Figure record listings
= = = = = = =

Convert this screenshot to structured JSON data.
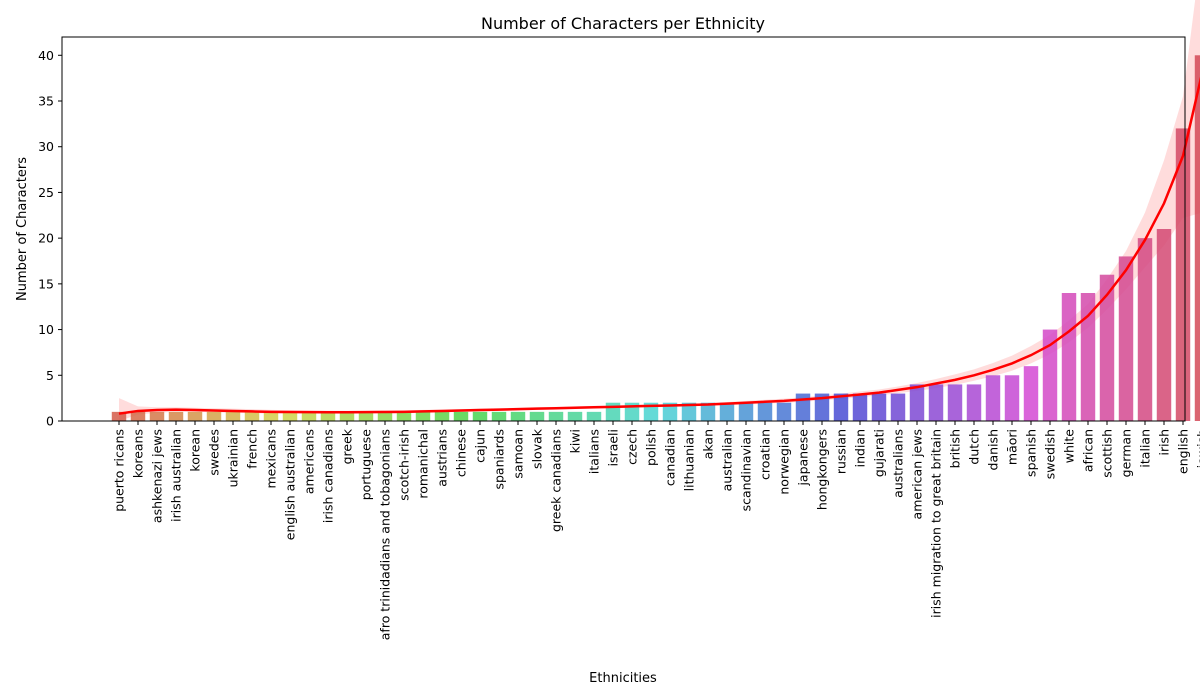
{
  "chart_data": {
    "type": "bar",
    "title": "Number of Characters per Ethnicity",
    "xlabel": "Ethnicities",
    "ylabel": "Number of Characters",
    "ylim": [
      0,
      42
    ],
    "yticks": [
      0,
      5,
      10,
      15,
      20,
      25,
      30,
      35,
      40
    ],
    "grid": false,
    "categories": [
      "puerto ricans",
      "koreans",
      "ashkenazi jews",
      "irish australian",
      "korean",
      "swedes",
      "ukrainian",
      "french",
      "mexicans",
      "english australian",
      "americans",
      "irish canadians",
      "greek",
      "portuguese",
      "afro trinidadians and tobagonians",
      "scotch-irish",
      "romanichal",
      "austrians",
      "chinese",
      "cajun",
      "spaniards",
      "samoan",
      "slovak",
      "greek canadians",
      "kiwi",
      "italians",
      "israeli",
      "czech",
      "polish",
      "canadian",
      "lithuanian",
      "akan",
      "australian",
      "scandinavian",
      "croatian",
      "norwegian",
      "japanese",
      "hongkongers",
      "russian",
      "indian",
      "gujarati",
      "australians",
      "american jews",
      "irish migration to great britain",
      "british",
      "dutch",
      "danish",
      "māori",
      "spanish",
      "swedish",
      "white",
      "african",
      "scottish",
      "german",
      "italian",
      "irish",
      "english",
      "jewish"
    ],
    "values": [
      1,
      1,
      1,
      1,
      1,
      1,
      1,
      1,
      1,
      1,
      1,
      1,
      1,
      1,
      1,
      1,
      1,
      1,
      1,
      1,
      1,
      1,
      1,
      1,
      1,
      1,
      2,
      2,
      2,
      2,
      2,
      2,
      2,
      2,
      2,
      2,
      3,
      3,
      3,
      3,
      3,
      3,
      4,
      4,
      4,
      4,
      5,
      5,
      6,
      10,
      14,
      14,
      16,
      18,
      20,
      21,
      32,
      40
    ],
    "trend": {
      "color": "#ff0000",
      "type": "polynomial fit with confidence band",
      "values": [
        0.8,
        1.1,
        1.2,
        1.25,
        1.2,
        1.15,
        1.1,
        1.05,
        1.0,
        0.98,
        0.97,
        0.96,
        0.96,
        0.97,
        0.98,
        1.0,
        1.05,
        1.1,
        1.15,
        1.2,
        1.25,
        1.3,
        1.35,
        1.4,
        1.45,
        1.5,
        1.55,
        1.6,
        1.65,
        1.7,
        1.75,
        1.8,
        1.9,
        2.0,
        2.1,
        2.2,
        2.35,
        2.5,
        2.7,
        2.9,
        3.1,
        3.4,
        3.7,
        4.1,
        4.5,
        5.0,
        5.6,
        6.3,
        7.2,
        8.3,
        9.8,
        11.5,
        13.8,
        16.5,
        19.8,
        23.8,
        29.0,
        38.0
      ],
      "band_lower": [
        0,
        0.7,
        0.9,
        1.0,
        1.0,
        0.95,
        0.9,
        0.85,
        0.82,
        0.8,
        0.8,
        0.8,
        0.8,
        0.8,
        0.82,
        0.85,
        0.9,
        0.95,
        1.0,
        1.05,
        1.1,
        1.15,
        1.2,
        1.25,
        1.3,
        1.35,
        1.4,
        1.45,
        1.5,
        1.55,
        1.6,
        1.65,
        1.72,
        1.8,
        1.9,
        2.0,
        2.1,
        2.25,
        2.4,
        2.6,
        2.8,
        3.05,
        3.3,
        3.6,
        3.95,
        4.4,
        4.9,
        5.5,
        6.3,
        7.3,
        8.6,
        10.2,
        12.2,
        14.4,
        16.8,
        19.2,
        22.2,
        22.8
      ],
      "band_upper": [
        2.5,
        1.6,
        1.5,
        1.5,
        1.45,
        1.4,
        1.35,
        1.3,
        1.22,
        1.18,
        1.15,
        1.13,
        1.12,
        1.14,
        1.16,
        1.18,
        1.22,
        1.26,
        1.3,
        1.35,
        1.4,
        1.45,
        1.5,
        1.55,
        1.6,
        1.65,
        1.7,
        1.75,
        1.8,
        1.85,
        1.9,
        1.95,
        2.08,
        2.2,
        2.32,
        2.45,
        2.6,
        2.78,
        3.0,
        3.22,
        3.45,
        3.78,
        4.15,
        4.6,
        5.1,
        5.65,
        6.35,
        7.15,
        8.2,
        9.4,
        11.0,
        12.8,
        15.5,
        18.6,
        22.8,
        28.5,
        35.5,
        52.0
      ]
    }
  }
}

= = = = = = =

> Given task: Reproduce each entry verbatim, excluding any embedded images.

> Exercise result:
Convert this screenshot to structured JSON data.
{
  "chart_data": {
    "type": "bar",
    "title": "Number of Characters per Ethnicity",
    "xlabel": "Ethnicities",
    "ylabel": "Number of Characters",
    "ylim": [
      0,
      42
    ],
    "yticks": [
      0,
      5,
      10,
      15,
      20,
      25,
      30,
      35,
      40
    ],
    "grid": false,
    "categories": [
      "puerto ricans",
      "koreans",
      "ashkenazi jews",
      "irish australian",
      "korean",
      "swedes",
      "ukrainian",
      "french",
      "mexicans",
      "english australian",
      "americans",
      "irish canadians",
      "greek",
      "portuguese",
      "afro trinidadians and tobagonians",
      "scotch-irish",
      "romanichal",
      "austrians",
      "chinese",
      "cajun",
      "spaniards",
      "samoan",
      "slovak",
      "greek canadians",
      "kiwi",
      "italians",
      "israeli",
      "czech",
      "polish",
      "canadian",
      "lithuanian",
      "akan",
      "australian",
      "scandinavian",
      "croatian",
      "norwegian",
      "japanese",
      "hongkongers",
      "russian",
      "indian",
      "gujarati",
      "australians",
      "american jews",
      "irish migration to great britain",
      "british",
      "dutch",
      "danish",
      "māori",
      "spanish",
      "swedish",
      "white",
      "african",
      "scottish",
      "german",
      "italian",
      "irish",
      "english",
      "jewish"
    ],
    "values": [
      1,
      1,
      1,
      1,
      1,
      1,
      1,
      1,
      1,
      1,
      1,
      1,
      1,
      1,
      1,
      1,
      1,
      1,
      1,
      1,
      1,
      1,
      1,
      1,
      1,
      1,
      2,
      2,
      2,
      2,
      2,
      2,
      2,
      2,
      2,
      2,
      3,
      3,
      3,
      3,
      3,
      3,
      4,
      4,
      4,
      4,
      5,
      5,
      6,
      10,
      14,
      14,
      16,
      18,
      20,
      21,
      32,
      40
    ],
    "trend": {
      "color": "#ff0000",
      "type": "polynomial fit with confidence band",
      "values": [
        0.8,
        1.1,
        1.2,
        1.25,
        1.2,
        1.15,
        1.1,
        1.05,
        1.0,
        0.98,
        0.97,
        0.96,
        0.96,
        0.97,
        0.98,
        1.0,
        1.05,
        1.1,
        1.15,
        1.2,
        1.25,
        1.3,
        1.35,
        1.4,
        1.45,
        1.5,
        1.55,
        1.6,
        1.65,
        1.7,
        1.75,
        1.8,
        1.9,
        2.0,
        2.1,
        2.2,
        2.35,
        2.5,
        2.7,
        2.9,
        3.1,
        3.4,
        3.7,
        4.1,
        4.5,
        5.0,
        5.6,
        6.3,
        7.2,
        8.3,
        9.8,
        11.5,
        13.8,
        16.5,
        19.8,
        23.8,
        29.0,
        38.0
      ],
      "band_lower": [
        0,
        0.7,
        0.9,
        1.0,
        1.0,
        0.95,
        0.9,
        0.85,
        0.82,
        0.8,
        0.8,
        0.8,
        0.8,
        0.8,
        0.82,
        0.85,
        0.9,
        0.95,
        1.0,
        1.05,
        1.1,
        1.15,
        1.2,
        1.25,
        1.3,
        1.35,
        1.4,
        1.45,
        1.5,
        1.55,
        1.6,
        1.65,
        1.72,
        1.8,
        1.9,
        2.0,
        2.1,
        2.25,
        2.4,
        2.6,
        2.8,
        3.05,
        3.3,
        3.6,
        3.95,
        4.4,
        4.9,
        5.5,
        6.3,
        7.3,
        8.6,
        10.2,
        12.2,
        14.4,
        16.8,
        19.2,
        22.2,
        22.8
      ],
      "band_upper": [
        2.5,
        1.6,
        1.5,
        1.5,
        1.45,
        1.4,
        1.35,
        1.3,
        1.22,
        1.18,
        1.15,
        1.13,
        1.12,
        1.14,
        1.16,
        1.18,
        1.22,
        1.26,
        1.3,
        1.35,
        1.4,
        1.45,
        1.5,
        1.55,
        1.6,
        1.65,
        1.7,
        1.75,
        1.8,
        1.85,
        1.9,
        1.95,
        2.08,
        2.2,
        2.32,
        2.45,
        2.6,
        2.78,
        3.0,
        3.22,
        3.45,
        3.78,
        4.15,
        4.6,
        5.1,
        5.65,
        6.35,
        7.15,
        8.2,
        9.4,
        11.0,
        12.8,
        15.5,
        18.6,
        22.8,
        28.5,
        35.5,
        52.0
      ]
    }
  }
}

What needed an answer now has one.